Dataset records
* * *
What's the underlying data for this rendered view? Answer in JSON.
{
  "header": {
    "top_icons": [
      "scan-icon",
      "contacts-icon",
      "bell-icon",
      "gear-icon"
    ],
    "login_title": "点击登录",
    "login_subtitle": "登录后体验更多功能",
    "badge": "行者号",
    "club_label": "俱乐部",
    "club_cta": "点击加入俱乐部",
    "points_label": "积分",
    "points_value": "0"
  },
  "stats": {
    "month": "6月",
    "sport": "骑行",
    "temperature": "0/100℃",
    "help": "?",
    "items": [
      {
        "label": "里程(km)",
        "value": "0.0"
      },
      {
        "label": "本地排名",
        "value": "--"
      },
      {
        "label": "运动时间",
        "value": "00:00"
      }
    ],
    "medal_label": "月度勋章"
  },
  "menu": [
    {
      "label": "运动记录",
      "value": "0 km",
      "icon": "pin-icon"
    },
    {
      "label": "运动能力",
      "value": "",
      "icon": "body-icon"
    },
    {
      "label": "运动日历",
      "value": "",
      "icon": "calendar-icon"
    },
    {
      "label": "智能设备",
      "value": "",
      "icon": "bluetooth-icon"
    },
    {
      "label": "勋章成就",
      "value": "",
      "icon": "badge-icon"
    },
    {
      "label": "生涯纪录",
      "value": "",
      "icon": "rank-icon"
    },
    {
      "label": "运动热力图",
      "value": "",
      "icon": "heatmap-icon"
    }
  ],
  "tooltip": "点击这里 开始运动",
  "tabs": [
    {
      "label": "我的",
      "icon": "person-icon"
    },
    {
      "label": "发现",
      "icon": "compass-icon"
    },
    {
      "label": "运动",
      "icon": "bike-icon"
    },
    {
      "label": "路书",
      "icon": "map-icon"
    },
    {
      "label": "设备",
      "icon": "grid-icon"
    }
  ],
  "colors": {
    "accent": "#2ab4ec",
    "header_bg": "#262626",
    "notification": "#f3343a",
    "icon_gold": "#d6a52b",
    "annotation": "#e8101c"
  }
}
* * *
What the task asks
Word for word, extract all the records.

Exercise answer
What's the underlying data for this rendered view? Answer in JSON.
{
  "header": {
    "top_icons": [
      "scan-icon",
      "contacts-icon",
      "bell-icon",
      "gear-icon"
    ],
    "login_title": "点击登录",
    "login_subtitle": "登录后体验更多功能",
    "badge": "行者号",
    "club_label": "俱乐部",
    "club_cta": "点击加入俱乐部",
    "points_label": "积分",
    "points_value": "0"
  },
  "stats": {
    "month": "6月",
    "sport": "骑行",
    "temperature": "0/100℃",
    "help": "?",
    "items": [
      {
        "label": "里程(km)",
        "value": "0.0"
      },
      {
        "label": "本地排名",
        "value": "--"
      },
      {
        "label": "运动时间",
        "value": "00:00"
      }
    ],
    "medal_label": "月度勋章"
  },
  "menu": [
    {
      "label": "运动记录",
      "value": "0 km",
      "icon": "pin-icon"
    },
    {
      "label": "运动能力",
      "value": "",
      "icon": "body-icon"
    },
    {
      "label": "运动日历",
      "value": "",
      "icon": "calendar-icon"
    },
    {
      "label": "智能设备",
      "value": "",
      "icon": "bluetooth-icon"
    },
    {
      "label": "勋章成就",
      "value": "",
      "icon": "badge-icon"
    },
    {
      "label": "生涯纪录",
      "value": "",
      "icon": "rank-icon"
    },
    {
      "label": "运动热力图",
      "value": "",
      "icon": "heatmap-icon"
    }
  ],
  "tooltip": "点击这里 开始运动",
  "tabs": [
    {
      "label": "我的",
      "icon": "person-icon"
    },
    {
      "label": "发现",
      "icon": "compass-icon"
    },
    {
      "label": "运动",
      "icon": "bike-icon"
    },
    {
      "label": "路书",
      "icon": "map-icon"
    },
    {
      "label": "设备",
      "icon": "grid-icon"
    }
  ],
  "colors": {
    "accent": "#2ab4ec",
    "header_bg": "#262626",
    "notification": "#f3343a",
    "icon_gold": "#d6a52b",
    "annotation": "#e8101c"
  }
}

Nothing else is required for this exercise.